PROBLEM REQUIREMENTS
Report every line of the material that contains the string "each". Case counts.

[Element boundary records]
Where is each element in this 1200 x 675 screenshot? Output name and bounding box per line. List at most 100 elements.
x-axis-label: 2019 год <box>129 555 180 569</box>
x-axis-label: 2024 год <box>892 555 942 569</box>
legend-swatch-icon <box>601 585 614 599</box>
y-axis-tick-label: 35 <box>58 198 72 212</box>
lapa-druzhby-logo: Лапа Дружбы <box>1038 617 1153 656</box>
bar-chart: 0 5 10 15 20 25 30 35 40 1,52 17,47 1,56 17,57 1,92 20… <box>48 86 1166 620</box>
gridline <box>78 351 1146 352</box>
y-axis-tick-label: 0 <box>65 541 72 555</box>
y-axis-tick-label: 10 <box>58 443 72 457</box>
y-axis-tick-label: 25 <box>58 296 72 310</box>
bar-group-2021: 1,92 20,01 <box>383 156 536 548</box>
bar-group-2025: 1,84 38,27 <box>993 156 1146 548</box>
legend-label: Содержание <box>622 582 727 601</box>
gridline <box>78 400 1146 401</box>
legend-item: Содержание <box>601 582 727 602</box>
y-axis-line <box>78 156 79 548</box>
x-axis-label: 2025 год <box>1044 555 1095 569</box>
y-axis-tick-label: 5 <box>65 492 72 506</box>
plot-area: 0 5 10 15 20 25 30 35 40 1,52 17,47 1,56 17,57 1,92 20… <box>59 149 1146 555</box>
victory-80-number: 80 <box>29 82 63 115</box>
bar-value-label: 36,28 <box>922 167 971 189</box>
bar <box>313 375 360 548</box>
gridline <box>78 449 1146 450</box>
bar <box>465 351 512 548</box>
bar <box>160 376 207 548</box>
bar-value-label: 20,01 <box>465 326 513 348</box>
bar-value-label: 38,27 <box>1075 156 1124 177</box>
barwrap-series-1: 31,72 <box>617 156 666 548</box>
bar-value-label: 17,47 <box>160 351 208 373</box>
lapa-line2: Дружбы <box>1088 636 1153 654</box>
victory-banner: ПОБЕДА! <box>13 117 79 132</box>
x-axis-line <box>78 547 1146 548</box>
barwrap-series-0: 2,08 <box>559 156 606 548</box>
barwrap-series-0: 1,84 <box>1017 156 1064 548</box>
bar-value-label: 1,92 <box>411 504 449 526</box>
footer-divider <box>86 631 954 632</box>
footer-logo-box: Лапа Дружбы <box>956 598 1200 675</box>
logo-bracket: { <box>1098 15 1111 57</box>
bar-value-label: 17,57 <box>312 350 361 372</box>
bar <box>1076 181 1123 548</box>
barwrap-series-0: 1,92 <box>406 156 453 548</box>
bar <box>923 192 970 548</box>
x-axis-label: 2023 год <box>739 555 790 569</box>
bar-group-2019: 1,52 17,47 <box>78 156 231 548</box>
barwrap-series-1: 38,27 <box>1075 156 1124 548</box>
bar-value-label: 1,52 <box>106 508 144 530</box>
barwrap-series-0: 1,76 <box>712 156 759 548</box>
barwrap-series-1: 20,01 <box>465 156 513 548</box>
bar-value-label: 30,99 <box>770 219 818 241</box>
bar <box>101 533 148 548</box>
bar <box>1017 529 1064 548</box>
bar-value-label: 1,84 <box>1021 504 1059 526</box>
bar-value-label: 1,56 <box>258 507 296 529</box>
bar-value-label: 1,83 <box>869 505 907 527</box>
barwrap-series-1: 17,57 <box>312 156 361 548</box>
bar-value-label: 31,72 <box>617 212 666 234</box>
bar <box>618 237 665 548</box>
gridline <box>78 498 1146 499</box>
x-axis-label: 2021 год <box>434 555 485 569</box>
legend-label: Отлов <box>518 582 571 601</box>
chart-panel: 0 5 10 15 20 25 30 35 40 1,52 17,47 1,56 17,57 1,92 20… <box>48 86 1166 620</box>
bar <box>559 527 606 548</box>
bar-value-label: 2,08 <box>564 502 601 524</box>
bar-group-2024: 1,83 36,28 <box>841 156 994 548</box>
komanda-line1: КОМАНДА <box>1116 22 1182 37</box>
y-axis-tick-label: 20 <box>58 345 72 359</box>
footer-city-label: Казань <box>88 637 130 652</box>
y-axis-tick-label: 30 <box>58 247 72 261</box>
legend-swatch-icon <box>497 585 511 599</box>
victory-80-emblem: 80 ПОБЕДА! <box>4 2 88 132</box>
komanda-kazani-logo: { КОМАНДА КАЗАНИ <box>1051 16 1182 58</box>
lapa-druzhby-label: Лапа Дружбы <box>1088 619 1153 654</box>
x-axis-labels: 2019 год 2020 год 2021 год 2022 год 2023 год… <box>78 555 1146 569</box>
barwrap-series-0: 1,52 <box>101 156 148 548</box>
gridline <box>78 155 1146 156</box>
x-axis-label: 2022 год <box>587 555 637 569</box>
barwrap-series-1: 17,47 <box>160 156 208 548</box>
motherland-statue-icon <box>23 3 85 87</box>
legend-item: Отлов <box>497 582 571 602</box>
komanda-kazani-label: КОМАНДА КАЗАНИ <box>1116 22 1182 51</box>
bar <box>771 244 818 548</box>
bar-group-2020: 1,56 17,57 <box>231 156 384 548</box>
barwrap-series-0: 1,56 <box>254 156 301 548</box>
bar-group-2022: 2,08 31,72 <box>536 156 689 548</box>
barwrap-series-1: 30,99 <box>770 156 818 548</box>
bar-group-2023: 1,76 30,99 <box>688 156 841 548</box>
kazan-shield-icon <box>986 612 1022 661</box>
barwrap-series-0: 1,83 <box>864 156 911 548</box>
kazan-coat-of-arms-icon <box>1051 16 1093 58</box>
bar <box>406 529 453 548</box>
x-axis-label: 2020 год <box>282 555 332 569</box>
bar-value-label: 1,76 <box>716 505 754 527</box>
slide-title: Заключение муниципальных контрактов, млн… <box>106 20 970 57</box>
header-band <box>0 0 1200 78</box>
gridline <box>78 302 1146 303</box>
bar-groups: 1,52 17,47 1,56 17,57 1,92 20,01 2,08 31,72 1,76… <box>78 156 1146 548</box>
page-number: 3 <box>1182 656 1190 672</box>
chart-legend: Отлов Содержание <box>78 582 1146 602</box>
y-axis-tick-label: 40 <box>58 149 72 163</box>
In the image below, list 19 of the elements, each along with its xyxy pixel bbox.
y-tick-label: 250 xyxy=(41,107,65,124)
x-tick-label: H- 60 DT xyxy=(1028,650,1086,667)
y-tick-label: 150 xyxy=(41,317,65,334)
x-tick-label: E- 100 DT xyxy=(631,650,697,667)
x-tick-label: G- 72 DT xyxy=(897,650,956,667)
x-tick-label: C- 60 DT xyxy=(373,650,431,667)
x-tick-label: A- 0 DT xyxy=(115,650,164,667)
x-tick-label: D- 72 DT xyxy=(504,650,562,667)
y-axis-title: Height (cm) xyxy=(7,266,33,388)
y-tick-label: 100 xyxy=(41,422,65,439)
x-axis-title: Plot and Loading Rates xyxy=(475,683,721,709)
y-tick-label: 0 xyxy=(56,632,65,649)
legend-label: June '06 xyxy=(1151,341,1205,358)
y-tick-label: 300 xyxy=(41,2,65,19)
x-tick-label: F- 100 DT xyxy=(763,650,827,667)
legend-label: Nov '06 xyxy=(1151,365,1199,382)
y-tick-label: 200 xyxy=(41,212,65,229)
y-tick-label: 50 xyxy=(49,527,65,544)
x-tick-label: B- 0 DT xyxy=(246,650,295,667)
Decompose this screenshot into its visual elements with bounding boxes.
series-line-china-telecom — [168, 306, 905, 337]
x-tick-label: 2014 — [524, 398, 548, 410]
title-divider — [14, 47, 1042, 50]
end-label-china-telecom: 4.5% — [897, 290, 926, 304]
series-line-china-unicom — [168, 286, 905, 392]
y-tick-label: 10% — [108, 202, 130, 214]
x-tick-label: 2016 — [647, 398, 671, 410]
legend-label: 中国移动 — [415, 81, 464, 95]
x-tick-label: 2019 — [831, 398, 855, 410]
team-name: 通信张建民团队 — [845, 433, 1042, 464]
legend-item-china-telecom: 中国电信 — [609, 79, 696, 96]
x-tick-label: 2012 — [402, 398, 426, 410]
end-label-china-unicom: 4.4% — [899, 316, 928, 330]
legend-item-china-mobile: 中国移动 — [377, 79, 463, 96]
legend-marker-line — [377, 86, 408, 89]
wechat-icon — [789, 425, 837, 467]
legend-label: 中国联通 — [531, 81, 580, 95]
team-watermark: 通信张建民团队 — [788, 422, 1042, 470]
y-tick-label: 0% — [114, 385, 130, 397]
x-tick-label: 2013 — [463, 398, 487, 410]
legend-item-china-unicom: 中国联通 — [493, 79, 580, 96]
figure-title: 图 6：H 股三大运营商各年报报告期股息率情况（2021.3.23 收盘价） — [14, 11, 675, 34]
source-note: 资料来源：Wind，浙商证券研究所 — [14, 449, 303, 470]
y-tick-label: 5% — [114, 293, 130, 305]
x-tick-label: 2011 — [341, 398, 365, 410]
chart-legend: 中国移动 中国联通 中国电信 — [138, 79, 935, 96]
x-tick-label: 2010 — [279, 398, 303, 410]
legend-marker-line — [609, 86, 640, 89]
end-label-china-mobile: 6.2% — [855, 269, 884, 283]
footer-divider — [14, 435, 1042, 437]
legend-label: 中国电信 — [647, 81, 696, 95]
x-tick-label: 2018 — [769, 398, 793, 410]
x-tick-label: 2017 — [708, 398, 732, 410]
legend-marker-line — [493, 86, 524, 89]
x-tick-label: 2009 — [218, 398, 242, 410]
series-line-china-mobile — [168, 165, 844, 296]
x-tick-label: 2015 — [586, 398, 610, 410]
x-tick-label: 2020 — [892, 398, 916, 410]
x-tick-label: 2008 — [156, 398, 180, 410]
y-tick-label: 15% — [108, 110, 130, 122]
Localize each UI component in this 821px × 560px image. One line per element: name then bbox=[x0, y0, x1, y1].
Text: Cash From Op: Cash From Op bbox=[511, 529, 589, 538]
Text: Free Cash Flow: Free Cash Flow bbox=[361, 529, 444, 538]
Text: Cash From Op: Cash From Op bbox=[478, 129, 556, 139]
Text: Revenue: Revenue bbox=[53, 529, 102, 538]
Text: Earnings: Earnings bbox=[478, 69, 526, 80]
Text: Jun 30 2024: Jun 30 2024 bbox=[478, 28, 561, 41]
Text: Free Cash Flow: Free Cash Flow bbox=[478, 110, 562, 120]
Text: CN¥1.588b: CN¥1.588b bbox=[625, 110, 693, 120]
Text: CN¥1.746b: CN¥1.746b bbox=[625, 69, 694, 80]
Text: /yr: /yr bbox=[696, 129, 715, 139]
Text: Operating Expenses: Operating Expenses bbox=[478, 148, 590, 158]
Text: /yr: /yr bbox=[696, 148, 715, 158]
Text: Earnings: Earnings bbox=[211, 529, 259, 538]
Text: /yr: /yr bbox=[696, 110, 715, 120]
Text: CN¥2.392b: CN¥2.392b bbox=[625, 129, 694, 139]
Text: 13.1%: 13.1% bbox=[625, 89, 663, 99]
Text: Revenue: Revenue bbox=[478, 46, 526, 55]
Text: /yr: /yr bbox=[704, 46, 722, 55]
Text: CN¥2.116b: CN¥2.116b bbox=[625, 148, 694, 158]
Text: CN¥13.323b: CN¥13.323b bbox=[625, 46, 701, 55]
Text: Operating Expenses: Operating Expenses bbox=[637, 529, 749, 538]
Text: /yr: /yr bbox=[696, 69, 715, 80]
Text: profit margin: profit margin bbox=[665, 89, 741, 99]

CORRECT RESPONSE
Where is each element in this 1200 x 675 screenshot? Output name and bounding box per line. List at most 100 elements.
In the image below, list 19 of the elements, each along with its xyxy pixel bbox.
Localize each UI component in this 821px × 560px image. One line per element: name then bbox=[x0, y0, x1, y1].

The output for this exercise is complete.